• [Work to complete]: Filter the data for lines with the word "TAKT", then copy every line so identified.

• [Provided entries]:
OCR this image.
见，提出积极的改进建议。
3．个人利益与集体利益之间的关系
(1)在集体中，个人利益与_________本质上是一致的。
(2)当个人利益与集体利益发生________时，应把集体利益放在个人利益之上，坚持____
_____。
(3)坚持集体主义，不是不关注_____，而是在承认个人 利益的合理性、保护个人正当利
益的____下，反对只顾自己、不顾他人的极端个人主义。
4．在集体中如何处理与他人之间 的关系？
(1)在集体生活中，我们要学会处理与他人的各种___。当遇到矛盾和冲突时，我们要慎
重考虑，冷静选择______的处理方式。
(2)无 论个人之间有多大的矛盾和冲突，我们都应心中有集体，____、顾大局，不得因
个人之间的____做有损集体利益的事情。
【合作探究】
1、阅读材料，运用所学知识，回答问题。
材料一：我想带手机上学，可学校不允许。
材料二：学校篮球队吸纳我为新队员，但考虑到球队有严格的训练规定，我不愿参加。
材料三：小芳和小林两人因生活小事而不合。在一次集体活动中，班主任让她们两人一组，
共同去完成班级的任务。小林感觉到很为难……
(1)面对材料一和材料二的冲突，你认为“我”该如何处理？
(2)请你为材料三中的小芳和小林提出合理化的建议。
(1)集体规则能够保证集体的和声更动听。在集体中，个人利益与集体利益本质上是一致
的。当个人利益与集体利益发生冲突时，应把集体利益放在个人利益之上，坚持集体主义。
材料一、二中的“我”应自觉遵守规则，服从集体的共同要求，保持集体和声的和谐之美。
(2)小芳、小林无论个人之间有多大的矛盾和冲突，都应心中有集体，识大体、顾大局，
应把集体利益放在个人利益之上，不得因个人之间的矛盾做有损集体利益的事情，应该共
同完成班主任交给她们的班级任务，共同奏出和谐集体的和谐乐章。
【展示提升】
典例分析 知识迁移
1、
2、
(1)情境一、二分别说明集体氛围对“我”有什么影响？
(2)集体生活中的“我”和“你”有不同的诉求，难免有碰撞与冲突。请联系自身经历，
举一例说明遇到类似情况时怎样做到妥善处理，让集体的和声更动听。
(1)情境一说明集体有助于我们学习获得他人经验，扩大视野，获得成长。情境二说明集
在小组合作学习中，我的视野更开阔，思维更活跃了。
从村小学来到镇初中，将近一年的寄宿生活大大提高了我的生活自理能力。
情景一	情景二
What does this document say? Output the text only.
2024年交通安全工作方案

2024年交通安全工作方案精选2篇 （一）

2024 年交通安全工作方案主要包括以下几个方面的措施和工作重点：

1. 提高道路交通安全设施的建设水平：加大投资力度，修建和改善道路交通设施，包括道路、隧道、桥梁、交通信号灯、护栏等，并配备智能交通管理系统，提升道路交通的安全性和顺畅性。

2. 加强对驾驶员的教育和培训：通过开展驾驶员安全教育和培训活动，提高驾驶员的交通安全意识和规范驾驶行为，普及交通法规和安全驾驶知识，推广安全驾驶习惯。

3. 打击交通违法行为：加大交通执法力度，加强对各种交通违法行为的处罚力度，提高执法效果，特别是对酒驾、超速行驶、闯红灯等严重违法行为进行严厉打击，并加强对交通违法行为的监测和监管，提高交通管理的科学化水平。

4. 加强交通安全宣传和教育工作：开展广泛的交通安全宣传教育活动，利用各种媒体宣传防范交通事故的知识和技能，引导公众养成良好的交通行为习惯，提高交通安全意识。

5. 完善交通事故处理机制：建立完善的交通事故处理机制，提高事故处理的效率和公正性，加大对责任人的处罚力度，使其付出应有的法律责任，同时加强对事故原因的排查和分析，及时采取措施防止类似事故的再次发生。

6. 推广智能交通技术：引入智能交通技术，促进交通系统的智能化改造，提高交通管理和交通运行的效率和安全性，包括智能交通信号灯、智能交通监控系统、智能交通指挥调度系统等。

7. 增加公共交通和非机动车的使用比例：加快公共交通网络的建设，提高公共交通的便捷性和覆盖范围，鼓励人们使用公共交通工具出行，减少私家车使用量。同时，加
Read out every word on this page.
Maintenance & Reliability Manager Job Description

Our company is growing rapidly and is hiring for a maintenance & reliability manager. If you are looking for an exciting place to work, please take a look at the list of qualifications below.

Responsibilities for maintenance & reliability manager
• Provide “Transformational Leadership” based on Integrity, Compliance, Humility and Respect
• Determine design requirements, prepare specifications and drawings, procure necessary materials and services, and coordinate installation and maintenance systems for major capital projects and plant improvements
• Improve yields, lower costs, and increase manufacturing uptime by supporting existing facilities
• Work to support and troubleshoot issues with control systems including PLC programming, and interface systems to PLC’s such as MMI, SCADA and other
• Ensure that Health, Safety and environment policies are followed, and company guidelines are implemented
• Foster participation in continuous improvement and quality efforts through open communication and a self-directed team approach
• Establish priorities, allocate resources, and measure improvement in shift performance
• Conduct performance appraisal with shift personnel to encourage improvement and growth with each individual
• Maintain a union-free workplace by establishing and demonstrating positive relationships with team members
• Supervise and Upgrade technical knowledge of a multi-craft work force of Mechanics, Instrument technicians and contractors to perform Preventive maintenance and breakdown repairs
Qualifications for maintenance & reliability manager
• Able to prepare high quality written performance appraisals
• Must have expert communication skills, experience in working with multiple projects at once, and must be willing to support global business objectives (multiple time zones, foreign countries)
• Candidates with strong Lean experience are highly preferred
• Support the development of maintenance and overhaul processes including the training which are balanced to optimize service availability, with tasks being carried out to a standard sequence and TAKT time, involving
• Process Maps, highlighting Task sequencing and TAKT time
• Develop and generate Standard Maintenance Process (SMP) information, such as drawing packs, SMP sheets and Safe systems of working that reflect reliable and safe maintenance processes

• [Complete answer]:
• Support the development of maintenance and overhaul processes including the training which are balanced to optimize service availability, with tasks being carried out to a standard sequence and TAKT time, involving
• Process Maps, highlighting Task sequencing and TAKT time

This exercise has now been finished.